## Stored data
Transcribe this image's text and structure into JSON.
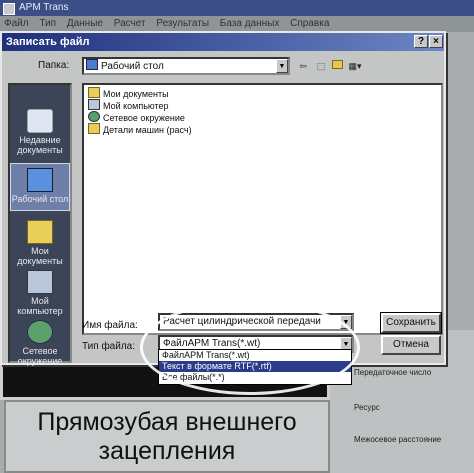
{
  "app": {
    "title": "APM Trans",
    "menu": [
      "Файл",
      "Тип",
      "Данные",
      "Расчет",
      "Результаты",
      "База данных",
      "Справка"
    ],
    "banner_line1": "Прямозубая внешнего",
    "banner_line2": "зацепления",
    "side_labels": [
      "Передаточное число",
      "Ресурс",
      "Межосевое расстояние"
    ]
  },
  "dialog": {
    "title": "Записать файл",
    "help_btn": "?",
    "close_btn": "×",
    "folder_label": "Папка:",
    "folder_value": "Рабочий стол",
    "places": [
      {
        "label": "Недавние документы",
        "icon": "recent-documents-icon"
      },
      {
        "label": "Рабочий стол",
        "icon": "desktop-icon"
      },
      {
        "label": "Мои документы",
        "icon": "my-documents-icon"
      },
      {
        "label": "Мой компьютер",
        "icon": "my-computer-icon"
      },
      {
        "label": "Сетевое окружение",
        "icon": "network-icon"
      }
    ],
    "files": [
      {
        "name": "Мои документы",
        "icon": "my-documents-icon"
      },
      {
        "name": "Мой компьютер",
        "icon": "my-computer-icon"
      },
      {
        "name": "Сетевое окружение",
        "icon": "network-icon"
      },
      {
        "name": "Детали машин (расч)",
        "icon": "folder-icon"
      }
    ],
    "filename_label": "Имя файла:",
    "filename_value": "Расчет цилиндрической передачи",
    "filetype_label": "Тип файла:",
    "filetype_value": "ФайлAPM Trans(*.wt)",
    "filetype_options": [
      "ФайлAPM Trans(*.wt)",
      "Текст в формате RTF(*.rtf)",
      "Все файлы(*.*)"
    ],
    "filetype_highlighted": 1,
    "save_label": "Сохранить",
    "cancel_label": "Отмена"
  }
}
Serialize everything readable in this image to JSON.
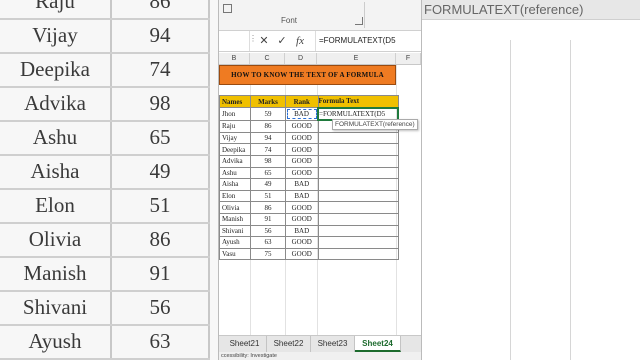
{
  "background": {
    "names": [
      "Raju",
      "Vijay",
      "Deepika",
      "Advika",
      "Ashu",
      "Aisha",
      "Elon",
      "Olivia",
      "Manish",
      "Shivani",
      "Ayush"
    ],
    "marks": [
      "86",
      "94",
      "74",
      "98",
      "65",
      "49",
      "51",
      "86",
      "91",
      "56",
      "63"
    ],
    "topbar_text": "FORMULATEXT(reference)"
  },
  "ribbon": {
    "group_label": "Font"
  },
  "formula_bar": {
    "cancel_icon": "✕",
    "enter_icon": "✓",
    "fx_label": "fx",
    "content": "=FORMULATEXT(D5"
  },
  "columns": [
    "B",
    "C",
    "D",
    "E",
    "F"
  ],
  "title": "HOW TO KNOW THE TEXT OF A FORMULA",
  "table": {
    "headers": [
      "Names",
      "Marks",
      "Rank",
      "Formula Text"
    ],
    "rows": [
      {
        "name": "Jhon",
        "marks": "59",
        "rank": "BAD",
        "formula": "=FORMULATEXT(D5"
      },
      {
        "name": "Raju",
        "marks": "86",
        "rank": "GOOD",
        "formula": ""
      },
      {
        "name": "Vijay",
        "marks": "94",
        "rank": "GOOD",
        "formula": ""
      },
      {
        "name": "Deepika",
        "marks": "74",
        "rank": "GOOD",
        "formula": ""
      },
      {
        "name": "Advika",
        "marks": "98",
        "rank": "GOOD",
        "formula": ""
      },
      {
        "name": "Ashu",
        "marks": "65",
        "rank": "GOOD",
        "formula": ""
      },
      {
        "name": "Aisha",
        "marks": "49",
        "rank": "BAD",
        "formula": ""
      },
      {
        "name": "Elon",
        "marks": "51",
        "rank": "BAD",
        "formula": ""
      },
      {
        "name": "Olivia",
        "marks": "86",
        "rank": "GOOD",
        "formula": ""
      },
      {
        "name": "Manish",
        "marks": "91",
        "rank": "GOOD",
        "formula": ""
      },
      {
        "name": "Shivani",
        "marks": "56",
        "rank": "BAD",
        "formula": ""
      },
      {
        "name": "Ayush",
        "marks": "63",
        "rank": "GOOD",
        "formula": ""
      },
      {
        "name": "Vasu",
        "marks": "75",
        "rank": "GOOD",
        "formula": ""
      }
    ]
  },
  "tooltip": "FORMULATEXT(reference)",
  "sheet_tabs": [
    "Sheet21",
    "Sheet22",
    "Sheet23",
    "Sheet24"
  ],
  "active_tab": "Sheet24",
  "status_text": "ccessibility: Investigate",
  "colors": {
    "title_bg": "#ef7b22",
    "header_bg": "#f0c000",
    "active_tab": "#1d6b2e"
  }
}
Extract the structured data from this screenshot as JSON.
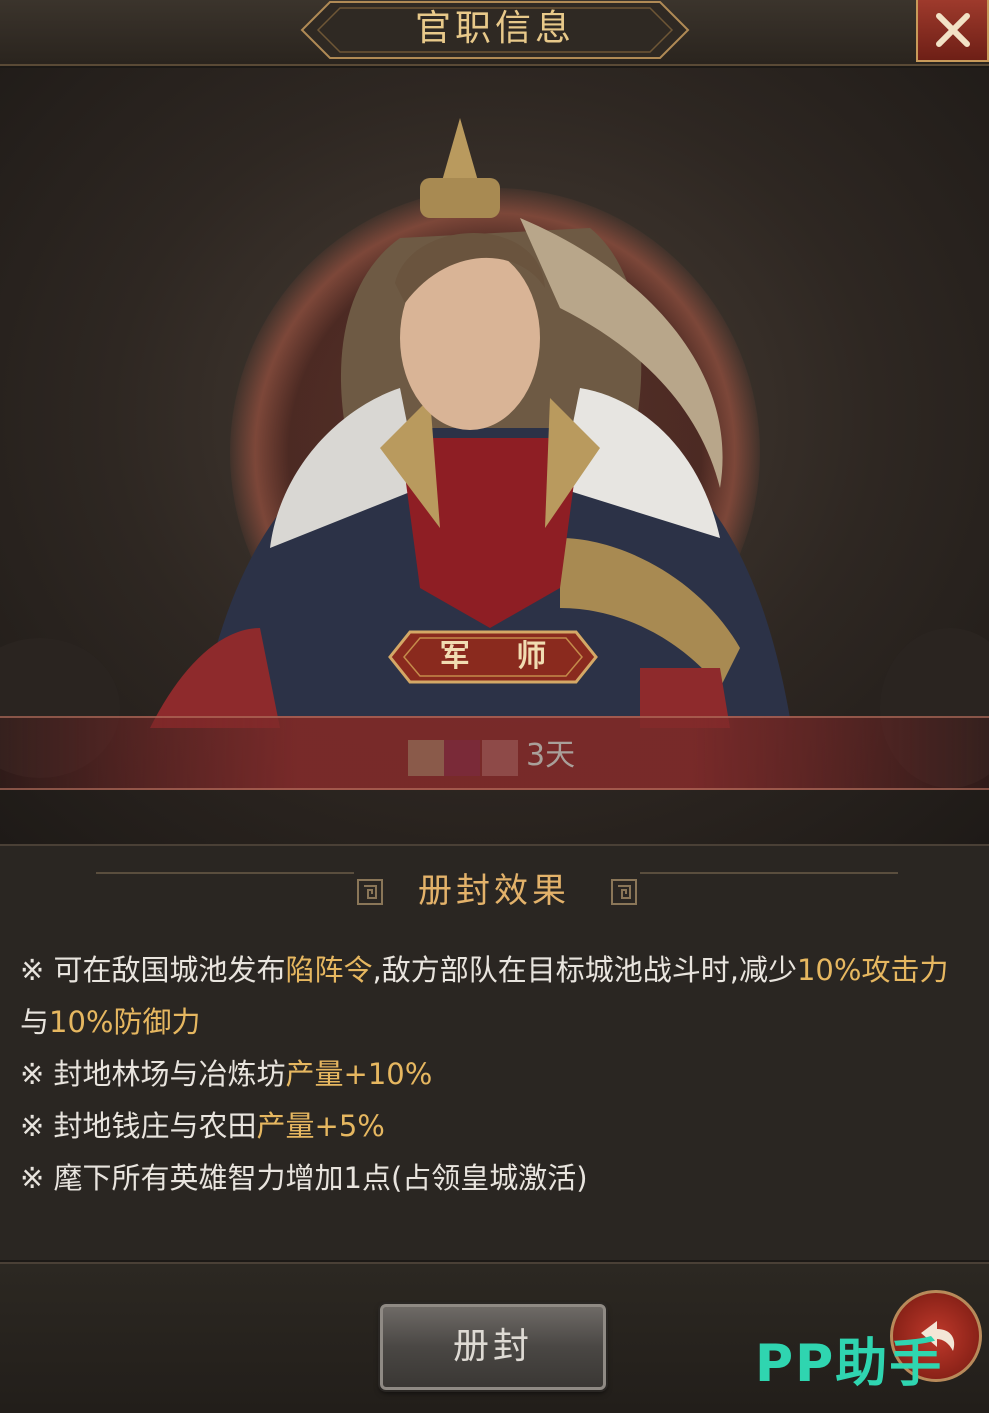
{
  "header": {
    "title": "官职信息"
  },
  "portrait": {
    "rank": "军 师",
    "duration": "3天"
  },
  "effects": {
    "title": "册封效果",
    "items": [
      {
        "segments": [
          {
            "text": "※ 可在敌国城池发布",
            "hl": false
          },
          {
            "text": "陷阵令",
            "hl": true
          },
          {
            "text": ",敌方部队在目标城池战斗时,减少",
            "hl": false
          },
          {
            "text": "10%攻击力",
            "hl": true
          },
          {
            "text": "与",
            "hl": false
          },
          {
            "text": "10%防御力",
            "hl": true
          }
        ]
      },
      {
        "segments": [
          {
            "text": "※ 封地林场与冶炼坊",
            "hl": false
          },
          {
            "text": "产量+10%",
            "hl": true
          }
        ]
      },
      {
        "segments": [
          {
            "text": "※ 封地钱庄与农田",
            "hl": false
          },
          {
            "text": "产量+5%",
            "hl": true
          }
        ]
      },
      {
        "segments": [
          {
            "text": "※ 麾下所有英雄智力增加1点(占领皇城激活)",
            "hl": false
          }
        ]
      }
    ]
  },
  "footer": {
    "confirm_label": "册封",
    "watermark": "PP助手"
  },
  "colors": {
    "gold": "#e6b760",
    "title_gold": "#e8c98a",
    "close_red": "#9e3a2c",
    "band_red": "#802a2a",
    "watermark": "#2fd5b0"
  },
  "icons": {
    "close": "close-icon",
    "back": "back-arrow-icon",
    "deco": "fret-ornament-icon"
  }
}
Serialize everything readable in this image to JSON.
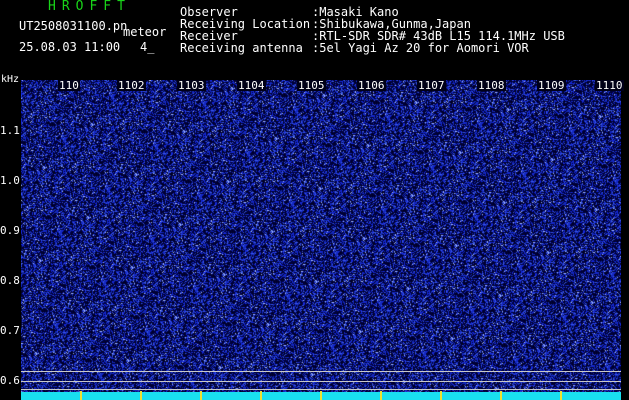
{
  "header": {
    "app_title": "HROFFT",
    "file_name": "UT2508031100.pn",
    "mode_label": "meteor",
    "timestamp": "25.08.03 11:00",
    "channel": "4_"
  },
  "station_info": [
    {
      "label": "Observer",
      "value": ":Masaki Kano"
    },
    {
      "label": "Receiving Location",
      "value": ":Shibukawa,Gunma,Japan"
    },
    {
      "label": "Receiver",
      "value": ":RTL-SDR SDR# 43dB L15 114.1MHz USB"
    },
    {
      "label": "Receiving antenna",
      "value": ":5el Yagi Az 20 for Aomori VOR"
    }
  ],
  "axis": {
    "unit": "kHz",
    "time_labels": [
      "110",
      "1102",
      "1103",
      "1104",
      "1105",
      "1106",
      "1107",
      "1108",
      "1109",
      "1110"
    ],
    "freq_labels": [
      "1.1",
      "1.0",
      "0.9",
      "0.8",
      "0.7",
      "0.6"
    ]
  },
  "colors": {
    "title_green": "#19d419",
    "noise_blue": "#2a4cff",
    "baseline_cyan": "#19e0f0",
    "tick_yellow": "#f0e030"
  }
}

## WHAT THIS TASK INVOLVES
From the entries above, list each line with "FORMULATEXT" in it.

## SOLUTION BELOW
    "topbar_text": "FORMULATEXT(reference)"
    "content": "=FORMULATEXT(D5"
        "formula": "=FORMULATEXT(D5"
  "tooltip": "FORMULATEXT(reference)",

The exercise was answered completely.